- **PROBLEM STATEMENT**:
Copy each line below without leaving any out.
GIVEN DATA start
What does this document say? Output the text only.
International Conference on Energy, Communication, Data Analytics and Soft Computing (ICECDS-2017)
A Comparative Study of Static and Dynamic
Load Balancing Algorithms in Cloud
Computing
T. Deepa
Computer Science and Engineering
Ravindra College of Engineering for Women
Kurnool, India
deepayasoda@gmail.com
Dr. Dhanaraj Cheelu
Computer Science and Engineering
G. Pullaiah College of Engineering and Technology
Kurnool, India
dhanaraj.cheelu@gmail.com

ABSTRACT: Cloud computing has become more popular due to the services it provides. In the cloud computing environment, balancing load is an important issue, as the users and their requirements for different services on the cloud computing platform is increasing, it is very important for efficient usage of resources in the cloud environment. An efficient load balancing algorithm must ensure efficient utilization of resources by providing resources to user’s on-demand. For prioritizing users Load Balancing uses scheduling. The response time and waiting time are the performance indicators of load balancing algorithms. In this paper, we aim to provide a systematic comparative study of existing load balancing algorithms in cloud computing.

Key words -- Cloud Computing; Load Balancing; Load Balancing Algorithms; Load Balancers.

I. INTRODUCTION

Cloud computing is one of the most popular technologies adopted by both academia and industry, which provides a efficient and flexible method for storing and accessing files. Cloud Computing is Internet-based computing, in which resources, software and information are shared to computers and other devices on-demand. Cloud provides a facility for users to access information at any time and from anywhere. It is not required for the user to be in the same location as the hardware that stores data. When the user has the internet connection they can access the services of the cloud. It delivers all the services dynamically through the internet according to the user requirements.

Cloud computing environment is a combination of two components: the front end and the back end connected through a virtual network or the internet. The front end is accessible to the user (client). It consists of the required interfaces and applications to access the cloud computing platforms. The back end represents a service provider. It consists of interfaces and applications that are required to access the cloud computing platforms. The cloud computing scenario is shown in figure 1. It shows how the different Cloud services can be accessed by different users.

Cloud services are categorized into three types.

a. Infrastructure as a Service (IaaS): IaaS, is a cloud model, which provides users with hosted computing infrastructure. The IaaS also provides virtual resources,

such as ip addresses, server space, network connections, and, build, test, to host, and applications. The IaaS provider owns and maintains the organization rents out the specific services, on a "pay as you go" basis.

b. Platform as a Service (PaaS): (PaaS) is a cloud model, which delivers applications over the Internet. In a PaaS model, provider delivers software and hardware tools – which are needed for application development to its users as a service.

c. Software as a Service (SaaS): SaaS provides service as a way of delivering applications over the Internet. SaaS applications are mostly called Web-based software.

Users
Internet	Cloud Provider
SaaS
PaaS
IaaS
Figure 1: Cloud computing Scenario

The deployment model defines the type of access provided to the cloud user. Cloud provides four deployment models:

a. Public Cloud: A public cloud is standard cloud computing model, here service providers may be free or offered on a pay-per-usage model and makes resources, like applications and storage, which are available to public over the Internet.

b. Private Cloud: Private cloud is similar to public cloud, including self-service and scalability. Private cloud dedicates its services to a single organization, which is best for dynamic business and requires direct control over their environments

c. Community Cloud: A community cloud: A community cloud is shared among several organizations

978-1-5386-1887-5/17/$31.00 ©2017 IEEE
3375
GIVEN DATA end
- **RESPONSE TO THIS EXERCISE**:
What does this document say? Output the text only.
International Conference on Energy, Communication, Data Analytics and Soft Computing (ICECDS-2017)
A Comparative Study of Static and Dynamic
Load Balancing Algorithms in Cloud
Computing
T. Deepa
Computer Science and Engineering
Ravindra College of Engineering for Women
Kurnool, India
deepayasoda@gmail.com
Dr. Dhanaraj Cheelu
Computer Science and Engineering
G. Pullaiah College of Engineering and Technology
Kurnool, India
dhanaraj.cheelu@gmail.com

ABSTRACT: Cloud computing has become more popular due to the services it provides. In the cloud computing environment, balancing load is an important issue, as the users and their requirements for different services on the cloud computing platform is increasing, it is very important for efficient usage of resources in the cloud environment. An efficient load balancing algorithm must ensure efficient utilization of resources by providing resources to user’s on-demand. For prioritizing users Load Balancing uses scheduling. The response time and waiting time are the performance indicators of load balancing algorithms. In this paper, we aim to provide a systematic comparative study of existing load balancing algorithms in cloud computing.

Key words -- Cloud Computing; Load Balancing; Load Balancing Algorithms; Load Balancers.

I. INTRODUCTION

Cloud computing is one of the most popular technologies adopted by both academia and industry, which provides a efficient and flexible method for storing and accessing files. Cloud Computing is Internet-based computing, in which resources, software and information are shared to computers and other devices on-demand. Cloud provides a facility for users to access information at any time and from anywhere. It is not required for the user to be in the same location as the hardware that stores data. When the user has the internet connection they can access the services of the cloud. It delivers all the services dynamically through the internet according to the user requirements.

Cloud computing environment is a combination of two components: the front end and the back end connected through a virtual network or the internet. The front end is accessible to the user (client). It consists of the required interfaces and applications to access the cloud computing platforms. The back end represents a service provider. It consists of interfaces and applications that are required to access the cloud computing platforms. The cloud computing scenario is shown in figure 1. It shows how the different Cloud services can be accessed by different users.

Cloud services are categorized into three types.

a. Infrastructure as a Service (IaaS): IaaS, is a cloud model, which provides users with hosted computing infrastructure. The IaaS also provides virtual resources,

such as ip addresses, server space, network connections, and, build, test, to host, and applications. The IaaS provider owns and maintains the organization rents out the specific services, on a "pay as you go" basis.

b. Platform as a Service (PaaS): (PaaS) is a cloud model, which delivers applications over the Internet. In a PaaS model, provider delivers software and hardware tools – which are needed for application development to its users as a service.

c. Software as a Service (SaaS): SaaS provides service as a way of delivering applications over the Internet. SaaS applications are mostly called Web-based software.

Users
Internet	Cloud Provider
SaaS
PaaS
IaaS
Figure 1: Cloud computing Scenario

The deployment model defines the type of access provided to the cloud user. Cloud provides four deployment models:

a. Public Cloud: A public cloud is standard cloud computing model, here service providers may be free or offered on a pay-per-usage model and makes resources, like applications and storage, which are available to public over the Internet.

b. Private Cloud: Private cloud is similar to public cloud, including self-service and scalability. Private cloud dedicates its services to a single organization, which is best for dynamic business and requires direct control over their environments

c. Community Cloud: A community cloud: A community cloud is shared among several organizations

978-1-5386-1887-5/17/$31.00 ©2017 IEEE
3375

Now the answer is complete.